Find out how many lines of the material contain the string "خدمت" and give only that figure.

#### Data for processing ####

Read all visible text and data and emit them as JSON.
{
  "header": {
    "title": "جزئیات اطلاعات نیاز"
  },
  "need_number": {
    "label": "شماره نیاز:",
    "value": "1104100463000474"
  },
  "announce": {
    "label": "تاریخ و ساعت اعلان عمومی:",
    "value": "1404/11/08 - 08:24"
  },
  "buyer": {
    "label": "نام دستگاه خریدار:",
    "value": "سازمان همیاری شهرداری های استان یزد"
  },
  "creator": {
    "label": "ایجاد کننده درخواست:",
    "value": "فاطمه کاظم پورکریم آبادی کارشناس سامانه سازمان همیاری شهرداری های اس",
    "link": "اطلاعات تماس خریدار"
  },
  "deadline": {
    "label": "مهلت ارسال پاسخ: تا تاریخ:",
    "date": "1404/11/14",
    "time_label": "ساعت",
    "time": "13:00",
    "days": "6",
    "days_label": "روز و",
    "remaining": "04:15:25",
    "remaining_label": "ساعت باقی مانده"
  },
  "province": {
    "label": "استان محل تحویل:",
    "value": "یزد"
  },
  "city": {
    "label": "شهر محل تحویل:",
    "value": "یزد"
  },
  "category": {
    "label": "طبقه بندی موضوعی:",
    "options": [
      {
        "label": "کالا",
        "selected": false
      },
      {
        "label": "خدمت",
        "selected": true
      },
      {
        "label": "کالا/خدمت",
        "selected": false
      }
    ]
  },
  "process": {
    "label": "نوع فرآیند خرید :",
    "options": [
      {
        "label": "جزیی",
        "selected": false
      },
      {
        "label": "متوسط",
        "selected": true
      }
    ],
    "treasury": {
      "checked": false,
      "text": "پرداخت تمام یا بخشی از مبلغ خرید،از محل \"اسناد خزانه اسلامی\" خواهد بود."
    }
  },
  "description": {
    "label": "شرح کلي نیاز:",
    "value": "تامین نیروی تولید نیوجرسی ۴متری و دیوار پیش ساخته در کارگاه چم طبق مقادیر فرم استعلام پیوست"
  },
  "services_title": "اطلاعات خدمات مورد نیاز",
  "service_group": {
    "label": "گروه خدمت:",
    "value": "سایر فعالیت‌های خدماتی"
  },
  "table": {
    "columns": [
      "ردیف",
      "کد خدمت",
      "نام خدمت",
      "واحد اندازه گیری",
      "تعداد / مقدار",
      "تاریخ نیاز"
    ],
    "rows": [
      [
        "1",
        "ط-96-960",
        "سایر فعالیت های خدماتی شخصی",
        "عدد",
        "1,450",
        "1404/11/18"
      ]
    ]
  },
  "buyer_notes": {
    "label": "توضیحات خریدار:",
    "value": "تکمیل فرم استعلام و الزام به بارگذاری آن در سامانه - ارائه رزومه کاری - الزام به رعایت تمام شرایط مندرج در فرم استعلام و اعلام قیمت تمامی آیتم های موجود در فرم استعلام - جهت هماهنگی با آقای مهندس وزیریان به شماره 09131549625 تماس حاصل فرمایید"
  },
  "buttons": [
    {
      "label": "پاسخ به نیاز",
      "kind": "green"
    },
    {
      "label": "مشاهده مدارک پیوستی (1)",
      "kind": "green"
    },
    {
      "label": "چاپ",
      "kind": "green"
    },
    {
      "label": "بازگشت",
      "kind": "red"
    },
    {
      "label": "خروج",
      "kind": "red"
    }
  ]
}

####

Complete output: 5